## YOUR GOAL
Skip the pictures and repeat each line of the data exactly.
↓
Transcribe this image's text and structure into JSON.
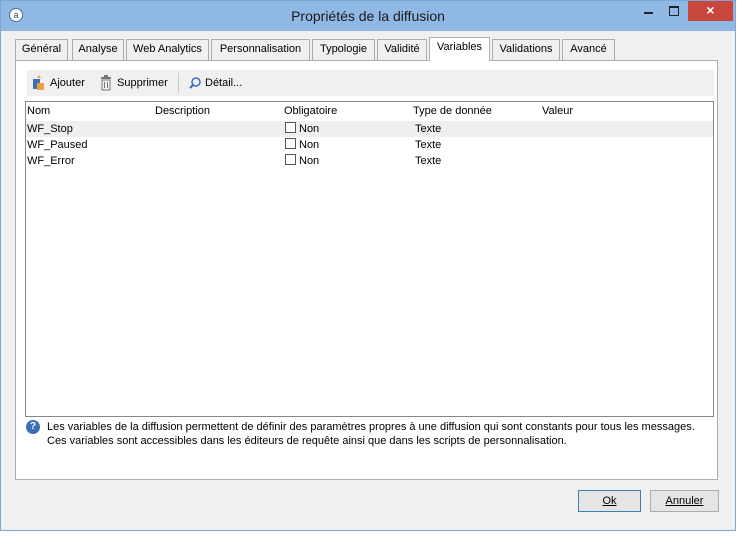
{
  "window": {
    "title": "Propriétés de la diffusion",
    "controls": {
      "minimize": "—",
      "maximize": "□",
      "close": "×"
    }
  },
  "tabs": [
    {
      "label": "Général",
      "active": false
    },
    {
      "label": "Analyse",
      "active": false
    },
    {
      "label": "Web Analytics",
      "active": false
    },
    {
      "label": "Personnalisation",
      "active": false
    },
    {
      "label": "Typologie",
      "active": false
    },
    {
      "label": "Validité",
      "active": false
    },
    {
      "label": "Variables",
      "active": true
    },
    {
      "label": "Validations",
      "active": false
    },
    {
      "label": "Avancé",
      "active": false
    }
  ],
  "toolbar": {
    "add_label": "Ajouter",
    "delete_label": "Supprimer",
    "detail_label": "Détail..."
  },
  "table": {
    "columns": [
      "Nom",
      "Description",
      "Obligatoire",
      "Type de donnée",
      "Valeur"
    ],
    "rows": [
      {
        "name": "WF_Stop",
        "description": "",
        "mandatory": "Non",
        "type": "Texte",
        "value": "",
        "selected": true
      },
      {
        "name": "WF_Paused",
        "description": "",
        "mandatory": "Non",
        "type": "Texte",
        "value": "",
        "selected": false
      },
      {
        "name": "WF_Error",
        "description": "",
        "mandatory": "Non",
        "type": "Texte",
        "value": "",
        "selected": false
      }
    ]
  },
  "help": {
    "line1": "Les variables de la diffusion permettent de définir des paramètres propres à une diffusion qui sont constants pour tous les messages.",
    "line2": "Ces variables sont accessibles dans les éditeurs de requête ainsi que dans les scripts de personnalisation."
  },
  "buttons": {
    "ok_label": "Ok",
    "cancel_label": "Annuler"
  },
  "colors": {
    "titlebar": "#8fb8e5",
    "close_button": "#c9463d",
    "help_icon": "#3c6fb6"
  }
}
↑
## REPLY
Transcribe this image's text and structure into JSON.
{
  "window": {
    "title": "Propriétés de la diffusion",
    "controls": {
      "minimize": "—",
      "maximize": "□",
      "close": "×"
    }
  },
  "tabs": [
    {
      "label": "Général",
      "active": false
    },
    {
      "label": "Analyse",
      "active": false
    },
    {
      "label": "Web Analytics",
      "active": false
    },
    {
      "label": "Personnalisation",
      "active": false
    },
    {
      "label": "Typologie",
      "active": false
    },
    {
      "label": "Validité",
      "active": false
    },
    {
      "label": "Variables",
      "active": true
    },
    {
      "label": "Validations",
      "active": false
    },
    {
      "label": "Avancé",
      "active": false
    }
  ],
  "toolbar": {
    "add_label": "Ajouter",
    "delete_label": "Supprimer",
    "detail_label": "Détail..."
  },
  "table": {
    "columns": [
      "Nom",
      "Description",
      "Obligatoire",
      "Type de donnée",
      "Valeur"
    ],
    "rows": [
      {
        "name": "WF_Stop",
        "description": "",
        "mandatory": "Non",
        "type": "Texte",
        "value": "",
        "selected": true
      },
      {
        "name": "WF_Paused",
        "description": "",
        "mandatory": "Non",
        "type": "Texte",
        "value": "",
        "selected": false
      },
      {
        "name": "WF_Error",
        "description": "",
        "mandatory": "Non",
        "type": "Texte",
        "value": "",
        "selected": false
      }
    ]
  },
  "help": {
    "line1": "Les variables de la diffusion permettent de définir des paramètres propres à une diffusion qui sont constants pour tous les messages.",
    "line2": "Ces variables sont accessibles dans les éditeurs de requête ainsi que dans les scripts de personnalisation."
  },
  "buttons": {
    "ok_label": "Ok",
    "cancel_label": "Annuler"
  },
  "colors": {
    "titlebar": "#8fb8e5",
    "close_button": "#c9463d",
    "help_icon": "#3c6fb6"
  }
}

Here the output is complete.